Give back all the data exactly, line by line.
————
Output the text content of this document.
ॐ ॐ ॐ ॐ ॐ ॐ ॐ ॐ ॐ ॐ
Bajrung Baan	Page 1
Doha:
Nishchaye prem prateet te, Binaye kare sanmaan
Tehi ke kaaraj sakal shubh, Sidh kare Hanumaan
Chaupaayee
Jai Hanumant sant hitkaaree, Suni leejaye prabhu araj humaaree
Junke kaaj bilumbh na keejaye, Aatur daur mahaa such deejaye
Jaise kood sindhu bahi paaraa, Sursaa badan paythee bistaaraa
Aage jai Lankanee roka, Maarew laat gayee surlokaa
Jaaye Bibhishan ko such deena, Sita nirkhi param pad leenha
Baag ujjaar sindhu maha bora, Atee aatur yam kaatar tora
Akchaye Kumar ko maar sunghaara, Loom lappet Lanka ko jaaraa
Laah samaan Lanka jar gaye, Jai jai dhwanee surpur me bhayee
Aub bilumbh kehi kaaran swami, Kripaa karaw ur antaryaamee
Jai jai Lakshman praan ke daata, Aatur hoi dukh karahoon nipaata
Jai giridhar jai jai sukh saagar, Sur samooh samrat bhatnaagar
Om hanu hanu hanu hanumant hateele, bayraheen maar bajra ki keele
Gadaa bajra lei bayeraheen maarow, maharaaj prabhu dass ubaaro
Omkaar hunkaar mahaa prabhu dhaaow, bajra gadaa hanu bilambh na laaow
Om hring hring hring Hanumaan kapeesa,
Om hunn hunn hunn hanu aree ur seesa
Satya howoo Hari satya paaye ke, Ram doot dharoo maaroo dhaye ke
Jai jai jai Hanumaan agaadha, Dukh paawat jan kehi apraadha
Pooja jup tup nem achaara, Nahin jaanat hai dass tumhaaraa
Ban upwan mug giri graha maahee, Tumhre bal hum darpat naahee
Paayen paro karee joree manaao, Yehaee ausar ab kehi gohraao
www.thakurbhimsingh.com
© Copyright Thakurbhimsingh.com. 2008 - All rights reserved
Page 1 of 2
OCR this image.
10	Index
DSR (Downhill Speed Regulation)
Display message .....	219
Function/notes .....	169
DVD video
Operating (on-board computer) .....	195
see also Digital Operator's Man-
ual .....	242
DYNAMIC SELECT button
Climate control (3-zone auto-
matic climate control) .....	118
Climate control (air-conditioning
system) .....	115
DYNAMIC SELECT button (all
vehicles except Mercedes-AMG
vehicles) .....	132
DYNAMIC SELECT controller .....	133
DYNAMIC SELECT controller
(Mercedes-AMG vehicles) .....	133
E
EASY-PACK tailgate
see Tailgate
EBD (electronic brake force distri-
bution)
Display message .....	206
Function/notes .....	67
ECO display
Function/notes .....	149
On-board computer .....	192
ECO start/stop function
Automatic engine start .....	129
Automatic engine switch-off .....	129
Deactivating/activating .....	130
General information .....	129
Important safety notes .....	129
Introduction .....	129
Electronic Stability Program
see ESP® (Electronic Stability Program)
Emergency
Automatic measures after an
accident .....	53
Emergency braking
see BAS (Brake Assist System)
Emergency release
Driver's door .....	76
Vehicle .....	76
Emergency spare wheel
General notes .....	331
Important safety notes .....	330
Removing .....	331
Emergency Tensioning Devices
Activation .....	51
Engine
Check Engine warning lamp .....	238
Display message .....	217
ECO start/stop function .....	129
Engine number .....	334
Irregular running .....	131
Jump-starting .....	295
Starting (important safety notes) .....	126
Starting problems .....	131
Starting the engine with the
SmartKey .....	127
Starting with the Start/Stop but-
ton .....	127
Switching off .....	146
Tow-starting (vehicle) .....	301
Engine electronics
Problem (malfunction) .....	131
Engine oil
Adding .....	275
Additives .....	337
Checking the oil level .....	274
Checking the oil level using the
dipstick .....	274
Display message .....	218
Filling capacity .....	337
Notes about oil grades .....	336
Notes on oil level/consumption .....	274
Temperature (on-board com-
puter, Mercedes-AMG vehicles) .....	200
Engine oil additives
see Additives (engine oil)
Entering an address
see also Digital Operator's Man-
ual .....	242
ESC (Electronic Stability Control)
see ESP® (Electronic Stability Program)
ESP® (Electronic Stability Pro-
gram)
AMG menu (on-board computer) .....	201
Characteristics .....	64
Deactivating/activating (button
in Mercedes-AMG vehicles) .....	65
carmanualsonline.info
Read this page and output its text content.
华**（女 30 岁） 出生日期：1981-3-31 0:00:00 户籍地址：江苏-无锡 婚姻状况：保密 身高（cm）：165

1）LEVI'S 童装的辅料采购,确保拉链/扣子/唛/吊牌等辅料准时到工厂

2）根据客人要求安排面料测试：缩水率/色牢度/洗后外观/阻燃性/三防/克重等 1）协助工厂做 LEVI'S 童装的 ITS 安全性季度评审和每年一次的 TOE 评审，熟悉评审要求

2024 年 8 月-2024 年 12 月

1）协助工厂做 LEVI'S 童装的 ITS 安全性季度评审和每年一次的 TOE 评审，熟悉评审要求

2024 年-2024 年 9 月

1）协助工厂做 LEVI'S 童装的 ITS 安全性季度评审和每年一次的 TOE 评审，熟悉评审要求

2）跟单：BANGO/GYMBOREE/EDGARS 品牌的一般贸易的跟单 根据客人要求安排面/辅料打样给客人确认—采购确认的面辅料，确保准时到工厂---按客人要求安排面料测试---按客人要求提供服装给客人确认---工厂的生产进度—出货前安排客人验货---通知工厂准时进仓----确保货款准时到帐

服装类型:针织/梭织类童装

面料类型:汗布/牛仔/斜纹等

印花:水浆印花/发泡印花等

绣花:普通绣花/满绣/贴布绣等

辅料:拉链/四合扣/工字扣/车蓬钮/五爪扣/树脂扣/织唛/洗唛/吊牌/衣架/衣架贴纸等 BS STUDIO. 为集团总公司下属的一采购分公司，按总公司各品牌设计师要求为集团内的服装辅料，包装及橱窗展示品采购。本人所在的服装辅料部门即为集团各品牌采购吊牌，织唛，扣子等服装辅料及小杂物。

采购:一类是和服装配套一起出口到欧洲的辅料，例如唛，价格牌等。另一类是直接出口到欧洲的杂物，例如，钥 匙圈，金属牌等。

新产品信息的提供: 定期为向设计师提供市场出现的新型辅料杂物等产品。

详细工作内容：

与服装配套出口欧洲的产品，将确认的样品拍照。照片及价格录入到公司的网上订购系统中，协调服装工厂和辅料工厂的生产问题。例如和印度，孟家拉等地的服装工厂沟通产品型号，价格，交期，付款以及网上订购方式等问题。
————
Written solution
Output the text content of this document.
ॐ ॐ ॐ ॐ ॐ ॐ ॐ ॐ ॐ ॐ
Bajrung Baan	Page 1
Doha:
Nishchaye prem prateet te, Binaye kare sanmaan
Tehi ke kaaraj sakal shubh, Sidh kare Hanumaan
Chaupaayee
Jai Hanumant sant hitkaaree, Suni leejaye prabhu araj humaaree
Junke kaaj bilumbh na keejaye, Aatur daur mahaa such deejaye
Jaise kood sindhu bahi paaraa, Sursaa badan paythee bistaaraa
Aage jai Lankanee roka, Maarew laat gayee surlokaa
Jaaye Bibhishan ko such deena, Sita nirkhi param pad leenha
Baag ujjaar sindhu maha bora, Atee aatur yam kaatar tora
Akchaye Kumar ko maar sunghaara, Loom lappet Lanka ko jaaraa
Laah samaan Lanka jar gaye, Jai jai dhwanee surpur me bhayee
Aub bilumbh kehi kaaran swami, Kripaa karaw ur antaryaamee
Jai jai Lakshman praan ke daata, Aatur hoi dukh karahoon nipaata
Jai giridhar jai jai sukh saagar, Sur samooh samrat bhatnaagar
Om hanu hanu hanu hanumant hateele, bayraheen maar bajra ki keele
Gadaa bajra lei bayeraheen maarow, maharaaj prabhu dass ubaaro
Omkaar hunkaar mahaa prabhu dhaaow, bajra gadaa hanu bilambh na laaow
Om hring hring hring Hanumaan kapeesa,
Om hunn hunn hunn hanu aree ur seesa
Satya howoo Hari satya paaye ke, Ram doot dharoo maaroo dhaye ke
Jai jai jai Hanumaan agaadha, Dukh paawat jan kehi apraadha
Pooja jup tup nem achaara, Nahin jaanat hai dass tumhaaraa
Ban upwan mug giri graha maahee, Tumhre bal hum darpat naahee
Paayen paro karee joree manaao, Yehaee ausar ab kehi gohraao
www.thakurbhimsingh.com
© Copyright Thakurbhimsingh.com. 2008 - All rights reserved
Page 1 of 2
OCR this image.
10	Index
DSR (Downhill Speed Regulation)
Display message .....	219
Function/notes .....	169
DVD video
Operating (on-board computer) .....	195
see also Digital Operator's Man-
ual .....	242
DYNAMIC SELECT button
Climate control (3-zone auto-
matic climate control) .....	118
Climate control (air-conditioning
system) .....	115
DYNAMIC SELECT button (all
vehicles except Mercedes-AMG
vehicles) .....	132
DYNAMIC SELECT controller .....	133
DYNAMIC SELECT controller
(Mercedes-AMG vehicles) .....	133
E
EASY-PACK tailgate
see Tailgate
EBD (electronic brake force distri-
bution)
Display message .....	206
Function/notes .....	67
ECO display
Function/notes .....	149
On-board computer .....	192
ECO start/stop function
Automatic engine start .....	129
Automatic engine switch-off .....	129
Deactivating/activating .....	130
General information .....	129
Important safety notes .....	129
Introduction .....	129
Electronic Stability Program
see ESP® (Electronic Stability Program)
Emergency
Automatic measures after an
accident .....	53
Emergency braking
see BAS (Brake Assist System)
Emergency release
Driver's door .....	76
Vehicle .....	76
Emergency spare wheel
General notes .....	331
Important safety notes .....	330
Removing .....	331
Emergency Tensioning Devices
Activation .....	51
Engine
Check Engine warning lamp .....	238
Display message .....	217
ECO start/stop function .....	129
Engine number .....	334
Irregular running .....	131
Jump-starting .....	295
Starting (important safety notes) .....	126
Starting problems .....	131
Starting the engine with the
SmartKey .....	127
Starting with the Start/Stop but-
ton .....	127
Switching off .....	146
Tow-starting (vehicle) .....	301
Engine electronics
Problem (malfunction) .....	131
Engine oil
Adding .....	275
Additives .....	337
Checking the oil level .....	274
Checking the oil level using the
dipstick .....	274
Display message .....	218
Filling capacity .....	337
Notes about oil grades .....	336
Notes on oil level/consumption .....	274
Temperature (on-board com-
puter, Mercedes-AMG vehicles) .....	200
Engine oil additives
see Additives (engine oil)
Entering an address
see also Digital Operator's Man-
ual .....	242
ESC (Electronic Stability Control)
see ESP® (Electronic Stability Program)
ESP® (Electronic Stability Pro-
gram)
AMG menu (on-board computer) .....	201
Characteristics .....	64
Deactivating/activating (button
in Mercedes-AMG vehicles) .....	65
carmanualsonline.info
Read this page and output its text content.
华**（女 30 岁） 出生日期：1981-3-31 0:00:00 户籍地址：江苏-无锡 婚姻状况：保密 身高（cm）：165

1）LEVI'S 童装的辅料采购,确保拉链/扣子/唛/吊牌等辅料准时到工厂

2）根据客人要求安排面料测试：缩水率/色牢度/洗后外观/阻燃性/三防/克重等 1）协助工厂做 LEVI'S 童装的 ITS 安全性季度评审和每年一次的 TOE 评审，熟悉评审要求

2024 年 8 月-2024 年 12 月

1）协助工厂做 LEVI'S 童装的 ITS 安全性季度评审和每年一次的 TOE 评审，熟悉评审要求

2024 年-2024 年 9 月

1）协助工厂做 LEVI'S 童装的 ITS 安全性季度评审和每年一次的 TOE 评审，熟悉评审要求

2）跟单：BANGO/GYMBOREE/EDGARS 品牌的一般贸易的跟单 根据客人要求安排面/辅料打样给客人确认—采购确认的面辅料，确保准时到工厂---按客人要求安排面料测试---按客人要求提供服装给客人确认---工厂的生产进度—出货前安排客人验货---通知工厂准时进仓----确保货款准时到帐

服装类型:针织/梭织类童装

面料类型:汗布/牛仔/斜纹等

印花:水浆印花/发泡印花等

绣花:普通绣花/满绣/贴布绣等

辅料:拉链/四合扣/工字扣/车蓬钮/五爪扣/树脂扣/织唛/洗唛/吊牌/衣架/衣架贴纸等 BS STUDIO. 为集团总公司下属的一采购分公司，按总公司各品牌设计师要求为集团内的服装辅料，包装及橱窗展示品采购。本人所在的服装辅料部门即为集团各品牌采购吊牌，织唛，扣子等服装辅料及小杂物。

采购:一类是和服装配套一起出口到欧洲的辅料，例如唛，价格牌等。另一类是直接出口到欧洲的杂物，例如，钥 匙圈，金属牌等。

新产品信息的提供: 定期为向设计师提供市场出现的新型辅料杂物等产品。

详细工作内容：

与服装配套出口欧洲的产品，将确认的样品拍照。照片及价格录入到公司的网上订购系统中，协调服装工厂和辅料工厂的生产问题。例如和印度，孟家拉等地的服装工厂沟通产品型号，价格，交期，付款以及网上订购方式等问题。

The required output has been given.